_What is required:_ Filter the records below for the word "icon". Copy each line that holds it.

_Source records:_
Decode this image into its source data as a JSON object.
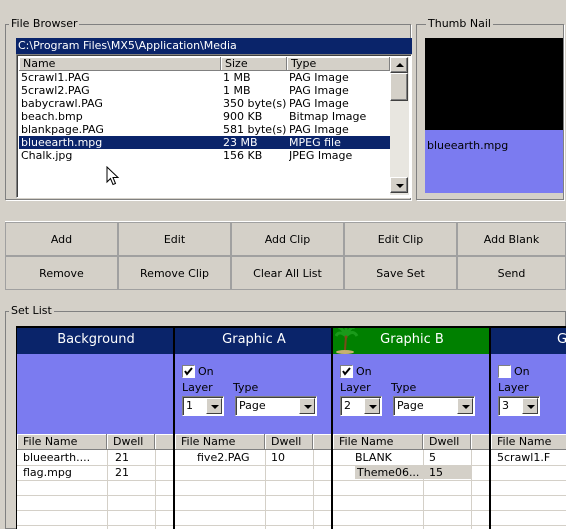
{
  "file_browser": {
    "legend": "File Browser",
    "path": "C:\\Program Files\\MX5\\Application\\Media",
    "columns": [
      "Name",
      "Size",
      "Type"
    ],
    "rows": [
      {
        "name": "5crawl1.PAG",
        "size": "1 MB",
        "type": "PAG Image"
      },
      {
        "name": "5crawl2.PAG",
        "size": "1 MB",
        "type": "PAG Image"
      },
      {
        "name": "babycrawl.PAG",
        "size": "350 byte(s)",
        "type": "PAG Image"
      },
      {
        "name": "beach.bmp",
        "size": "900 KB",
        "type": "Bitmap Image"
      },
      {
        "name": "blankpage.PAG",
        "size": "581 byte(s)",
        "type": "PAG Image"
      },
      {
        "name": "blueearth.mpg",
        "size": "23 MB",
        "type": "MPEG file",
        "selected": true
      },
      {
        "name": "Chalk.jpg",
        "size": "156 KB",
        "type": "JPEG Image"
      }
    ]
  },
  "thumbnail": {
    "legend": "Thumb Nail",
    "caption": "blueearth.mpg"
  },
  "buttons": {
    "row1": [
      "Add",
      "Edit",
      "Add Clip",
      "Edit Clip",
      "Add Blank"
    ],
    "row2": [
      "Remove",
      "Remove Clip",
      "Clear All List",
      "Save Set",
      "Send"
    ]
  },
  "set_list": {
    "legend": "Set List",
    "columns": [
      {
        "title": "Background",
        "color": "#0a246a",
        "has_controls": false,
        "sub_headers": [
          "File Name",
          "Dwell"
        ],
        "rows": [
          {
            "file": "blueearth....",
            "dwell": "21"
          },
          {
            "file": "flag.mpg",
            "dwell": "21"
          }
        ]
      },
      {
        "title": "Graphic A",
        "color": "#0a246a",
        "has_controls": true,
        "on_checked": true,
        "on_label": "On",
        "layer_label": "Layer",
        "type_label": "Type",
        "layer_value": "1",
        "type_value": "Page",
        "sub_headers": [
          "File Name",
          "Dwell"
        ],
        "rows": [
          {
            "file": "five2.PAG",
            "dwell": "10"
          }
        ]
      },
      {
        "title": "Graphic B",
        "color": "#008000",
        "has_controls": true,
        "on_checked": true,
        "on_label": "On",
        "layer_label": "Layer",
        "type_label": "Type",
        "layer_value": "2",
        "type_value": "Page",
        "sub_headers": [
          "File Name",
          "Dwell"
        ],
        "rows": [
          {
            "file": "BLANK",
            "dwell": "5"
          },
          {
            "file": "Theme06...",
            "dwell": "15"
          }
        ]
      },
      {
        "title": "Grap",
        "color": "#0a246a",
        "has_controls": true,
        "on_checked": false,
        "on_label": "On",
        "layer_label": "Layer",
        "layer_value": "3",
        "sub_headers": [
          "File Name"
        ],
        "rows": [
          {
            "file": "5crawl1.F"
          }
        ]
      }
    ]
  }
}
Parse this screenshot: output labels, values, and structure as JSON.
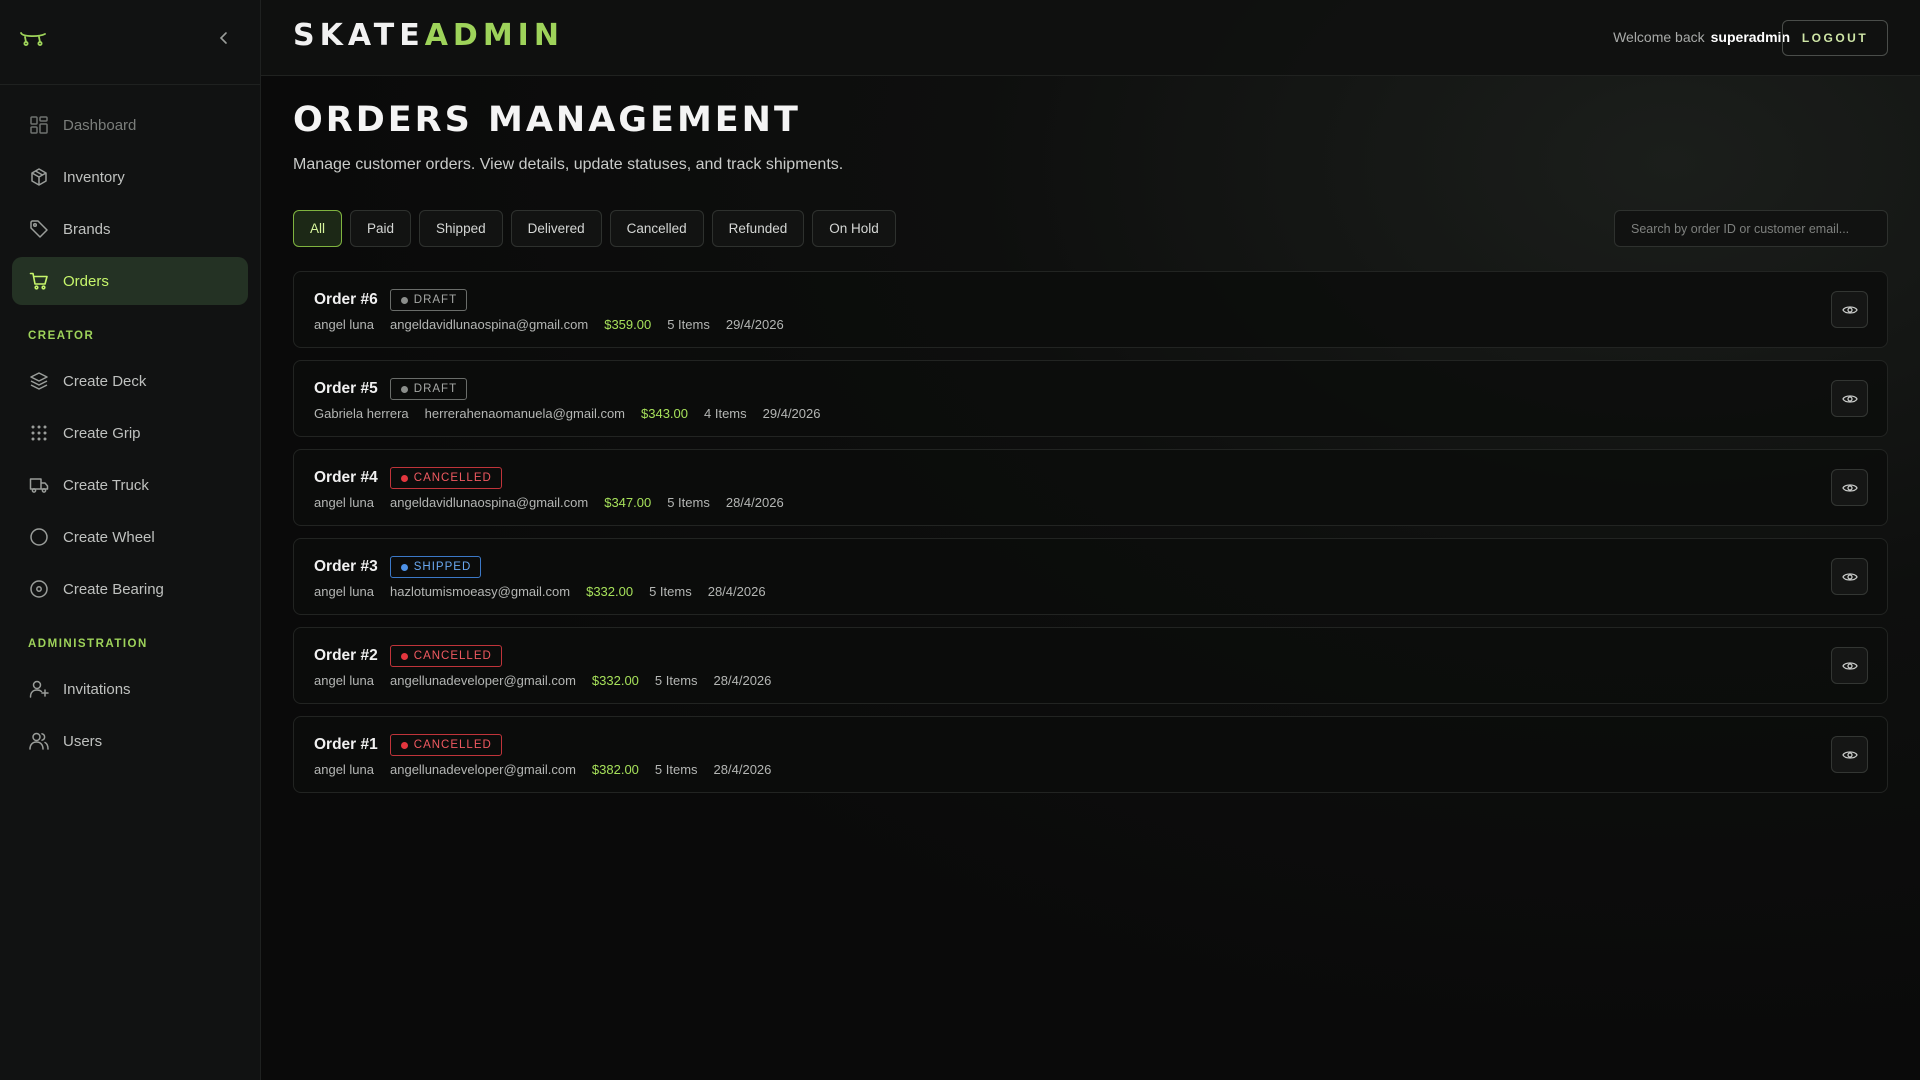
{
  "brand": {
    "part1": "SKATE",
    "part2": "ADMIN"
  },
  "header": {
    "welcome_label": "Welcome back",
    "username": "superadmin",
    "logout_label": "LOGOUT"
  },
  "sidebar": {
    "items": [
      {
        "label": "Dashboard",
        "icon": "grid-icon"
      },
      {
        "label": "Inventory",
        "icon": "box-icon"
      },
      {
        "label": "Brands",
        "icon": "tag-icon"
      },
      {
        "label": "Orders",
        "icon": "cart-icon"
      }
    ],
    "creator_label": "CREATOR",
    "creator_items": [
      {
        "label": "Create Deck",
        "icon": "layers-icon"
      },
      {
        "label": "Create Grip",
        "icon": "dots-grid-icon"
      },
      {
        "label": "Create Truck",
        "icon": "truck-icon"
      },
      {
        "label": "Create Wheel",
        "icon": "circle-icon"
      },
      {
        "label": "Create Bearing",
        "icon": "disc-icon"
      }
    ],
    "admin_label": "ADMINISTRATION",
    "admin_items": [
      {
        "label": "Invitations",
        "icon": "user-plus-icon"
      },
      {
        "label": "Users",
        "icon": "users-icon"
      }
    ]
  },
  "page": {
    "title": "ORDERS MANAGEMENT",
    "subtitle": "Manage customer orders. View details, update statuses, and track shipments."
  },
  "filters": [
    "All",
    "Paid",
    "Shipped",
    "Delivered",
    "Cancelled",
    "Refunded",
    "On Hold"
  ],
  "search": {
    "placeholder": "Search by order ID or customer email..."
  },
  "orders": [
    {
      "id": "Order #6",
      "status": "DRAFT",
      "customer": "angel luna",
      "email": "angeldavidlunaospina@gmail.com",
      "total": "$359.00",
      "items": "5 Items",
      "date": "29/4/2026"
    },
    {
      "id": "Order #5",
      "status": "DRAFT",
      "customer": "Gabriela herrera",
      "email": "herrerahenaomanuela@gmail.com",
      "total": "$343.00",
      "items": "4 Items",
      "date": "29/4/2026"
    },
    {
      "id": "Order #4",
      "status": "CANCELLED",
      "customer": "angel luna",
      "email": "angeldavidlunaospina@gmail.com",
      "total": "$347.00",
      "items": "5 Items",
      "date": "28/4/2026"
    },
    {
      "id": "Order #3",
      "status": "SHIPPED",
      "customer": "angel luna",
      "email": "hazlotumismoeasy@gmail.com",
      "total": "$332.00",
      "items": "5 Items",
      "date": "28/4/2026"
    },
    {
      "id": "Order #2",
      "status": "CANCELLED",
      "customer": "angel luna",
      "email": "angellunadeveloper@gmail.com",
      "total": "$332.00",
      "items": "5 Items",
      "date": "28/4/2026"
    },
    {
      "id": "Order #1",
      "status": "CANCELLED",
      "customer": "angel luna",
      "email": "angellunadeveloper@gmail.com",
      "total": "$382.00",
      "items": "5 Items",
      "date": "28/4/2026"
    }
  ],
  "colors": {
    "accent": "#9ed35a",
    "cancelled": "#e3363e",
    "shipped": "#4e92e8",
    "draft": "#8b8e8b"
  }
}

_Task solution:_
        "icon": "grid-icon"
        "icon": "box-icon"
        "icon": "tag-icon"
        "icon": "cart-icon"
        "icon": "layers-icon"
        "icon": "dots-grid-icon"
        "icon": "truck-icon"
        "icon": "circle-icon"
        "icon": "disc-icon"
        "icon": "user-plus-icon"
        "icon": "users-icon"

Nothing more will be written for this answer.